*Requirement*.
Scan the data below for the string "Stage". Show every line where it turns up.

━━ Working data

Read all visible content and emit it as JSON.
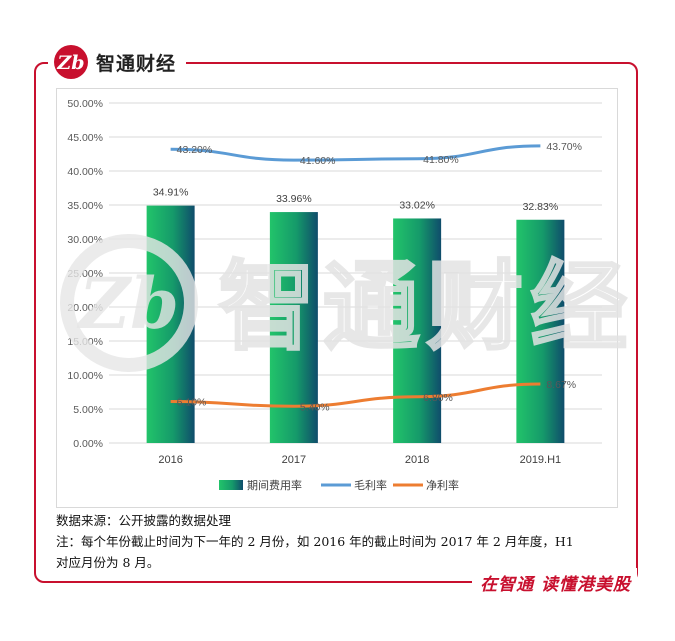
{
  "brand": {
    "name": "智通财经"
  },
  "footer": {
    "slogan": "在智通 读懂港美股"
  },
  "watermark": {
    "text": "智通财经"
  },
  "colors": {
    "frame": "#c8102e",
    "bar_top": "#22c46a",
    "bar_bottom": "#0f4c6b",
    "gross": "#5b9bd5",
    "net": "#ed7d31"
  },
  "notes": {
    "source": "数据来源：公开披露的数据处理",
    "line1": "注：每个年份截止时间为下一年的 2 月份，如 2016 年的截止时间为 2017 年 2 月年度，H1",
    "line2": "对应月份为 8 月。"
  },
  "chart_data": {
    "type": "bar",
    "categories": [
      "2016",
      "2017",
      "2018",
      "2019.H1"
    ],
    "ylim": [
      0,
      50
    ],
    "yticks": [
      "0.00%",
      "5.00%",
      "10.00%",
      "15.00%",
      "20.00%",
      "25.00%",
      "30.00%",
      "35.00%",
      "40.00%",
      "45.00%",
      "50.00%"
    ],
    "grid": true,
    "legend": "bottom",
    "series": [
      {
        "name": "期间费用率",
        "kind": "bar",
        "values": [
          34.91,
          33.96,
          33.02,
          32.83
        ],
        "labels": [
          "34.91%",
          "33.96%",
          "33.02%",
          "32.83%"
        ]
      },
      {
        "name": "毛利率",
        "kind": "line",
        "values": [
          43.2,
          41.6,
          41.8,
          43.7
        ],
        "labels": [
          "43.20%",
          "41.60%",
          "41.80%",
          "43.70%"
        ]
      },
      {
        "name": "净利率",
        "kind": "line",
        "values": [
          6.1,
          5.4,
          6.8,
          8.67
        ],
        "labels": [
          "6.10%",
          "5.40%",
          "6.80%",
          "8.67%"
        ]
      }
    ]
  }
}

━━━━
━━ Working data

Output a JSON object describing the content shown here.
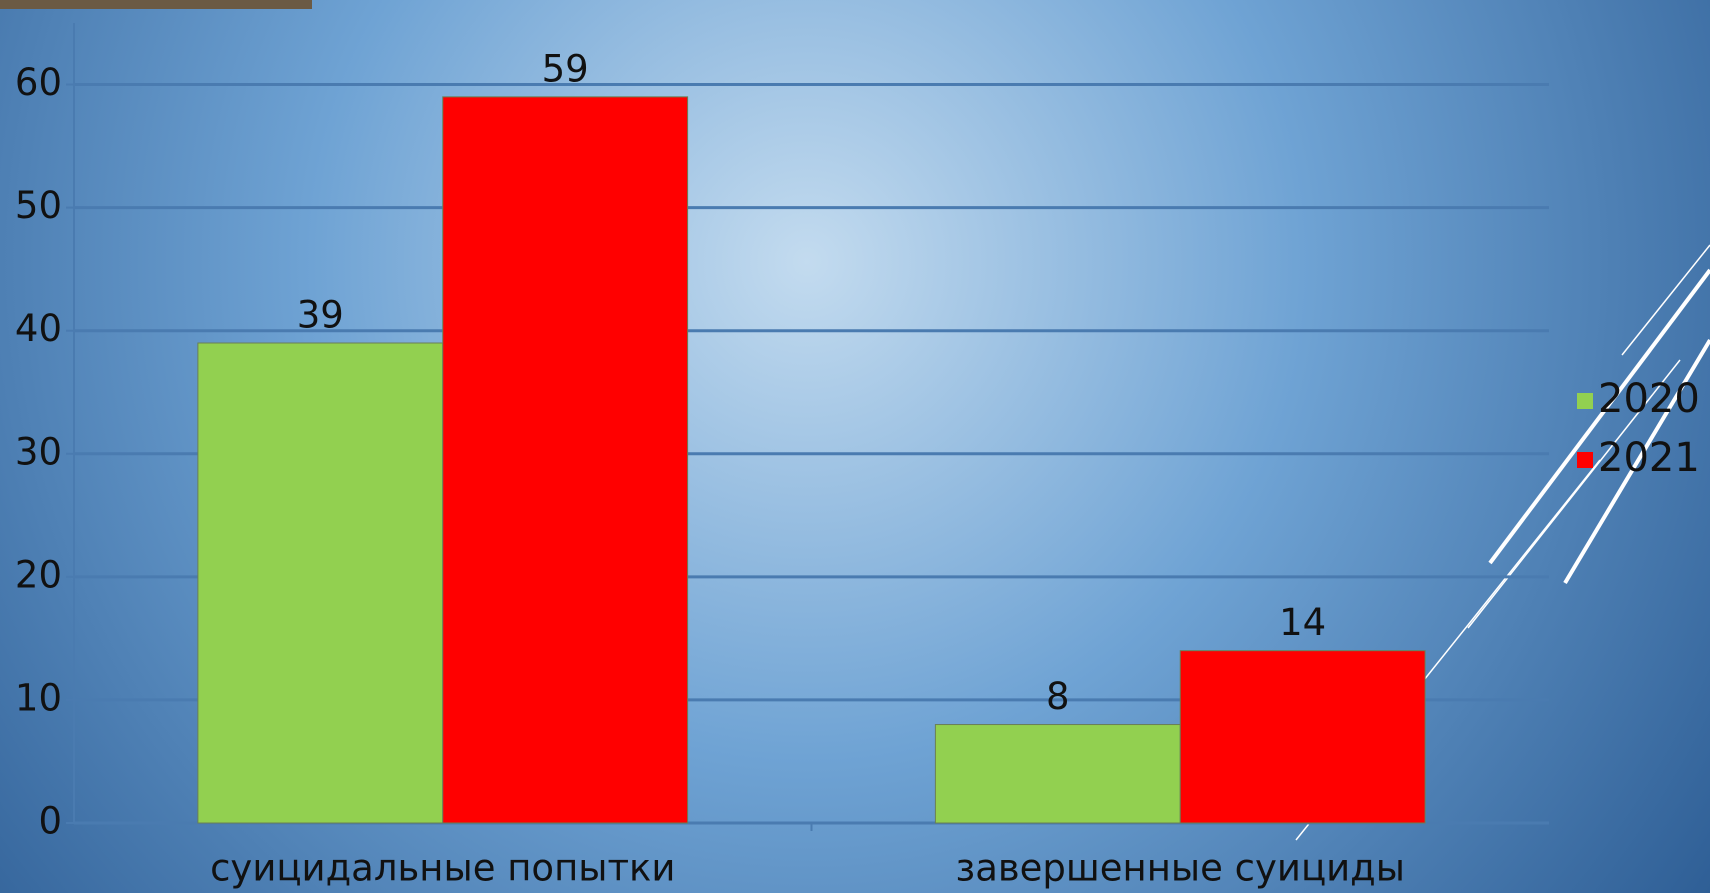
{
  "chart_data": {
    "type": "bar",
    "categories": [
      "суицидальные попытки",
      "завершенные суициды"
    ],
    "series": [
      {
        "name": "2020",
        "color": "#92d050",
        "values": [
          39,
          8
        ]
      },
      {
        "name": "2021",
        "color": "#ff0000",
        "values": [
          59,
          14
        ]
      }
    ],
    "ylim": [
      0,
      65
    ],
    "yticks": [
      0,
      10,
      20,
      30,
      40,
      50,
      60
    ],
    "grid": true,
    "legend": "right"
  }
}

━━━━
━━ Working data

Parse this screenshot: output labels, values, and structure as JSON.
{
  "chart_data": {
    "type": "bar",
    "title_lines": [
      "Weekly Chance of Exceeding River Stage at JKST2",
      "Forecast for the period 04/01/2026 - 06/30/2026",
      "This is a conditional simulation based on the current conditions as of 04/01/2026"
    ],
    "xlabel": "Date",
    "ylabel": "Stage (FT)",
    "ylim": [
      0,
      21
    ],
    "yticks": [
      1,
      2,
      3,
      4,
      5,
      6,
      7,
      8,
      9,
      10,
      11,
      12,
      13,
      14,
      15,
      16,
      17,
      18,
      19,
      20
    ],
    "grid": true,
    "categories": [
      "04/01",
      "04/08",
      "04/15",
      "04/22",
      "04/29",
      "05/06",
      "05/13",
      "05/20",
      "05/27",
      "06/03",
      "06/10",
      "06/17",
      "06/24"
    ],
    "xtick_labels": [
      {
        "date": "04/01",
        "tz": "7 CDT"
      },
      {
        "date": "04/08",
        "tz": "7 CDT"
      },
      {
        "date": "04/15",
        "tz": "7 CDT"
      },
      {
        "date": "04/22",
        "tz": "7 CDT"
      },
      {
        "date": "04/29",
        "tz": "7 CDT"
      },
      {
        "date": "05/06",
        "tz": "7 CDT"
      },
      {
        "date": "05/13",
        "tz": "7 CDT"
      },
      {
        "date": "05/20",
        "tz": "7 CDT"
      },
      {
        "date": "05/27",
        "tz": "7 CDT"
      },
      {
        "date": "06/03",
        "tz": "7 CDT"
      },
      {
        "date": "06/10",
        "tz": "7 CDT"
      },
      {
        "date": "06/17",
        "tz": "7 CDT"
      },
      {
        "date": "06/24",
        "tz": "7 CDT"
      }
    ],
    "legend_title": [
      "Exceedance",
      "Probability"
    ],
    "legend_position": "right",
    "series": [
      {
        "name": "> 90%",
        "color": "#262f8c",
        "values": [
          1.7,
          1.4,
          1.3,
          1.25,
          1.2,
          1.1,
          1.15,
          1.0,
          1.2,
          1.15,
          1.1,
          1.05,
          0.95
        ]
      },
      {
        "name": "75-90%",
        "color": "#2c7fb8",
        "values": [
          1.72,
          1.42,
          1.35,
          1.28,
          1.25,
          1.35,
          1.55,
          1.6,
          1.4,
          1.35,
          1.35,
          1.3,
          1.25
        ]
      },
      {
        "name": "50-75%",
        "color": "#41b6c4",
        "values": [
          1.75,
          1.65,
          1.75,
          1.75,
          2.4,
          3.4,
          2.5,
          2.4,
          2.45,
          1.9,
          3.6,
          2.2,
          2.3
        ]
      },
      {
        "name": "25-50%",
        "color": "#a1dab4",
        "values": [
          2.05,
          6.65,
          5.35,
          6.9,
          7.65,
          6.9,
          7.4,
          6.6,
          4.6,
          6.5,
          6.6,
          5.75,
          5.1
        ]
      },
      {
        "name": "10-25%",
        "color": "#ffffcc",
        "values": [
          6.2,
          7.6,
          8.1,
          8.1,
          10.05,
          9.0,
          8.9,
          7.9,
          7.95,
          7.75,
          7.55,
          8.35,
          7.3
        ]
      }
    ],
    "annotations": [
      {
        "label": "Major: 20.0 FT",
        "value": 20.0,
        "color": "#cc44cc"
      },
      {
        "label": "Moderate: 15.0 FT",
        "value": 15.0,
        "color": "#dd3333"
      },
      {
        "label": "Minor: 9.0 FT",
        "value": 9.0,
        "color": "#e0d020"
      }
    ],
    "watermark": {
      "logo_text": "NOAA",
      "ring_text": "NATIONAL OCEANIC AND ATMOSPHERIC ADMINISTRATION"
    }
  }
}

━━━━

*Output for this exercise*.
      "Weekly Chance of Exceeding River Stage at JKST2",
    "ylabel": "Stage (FT)",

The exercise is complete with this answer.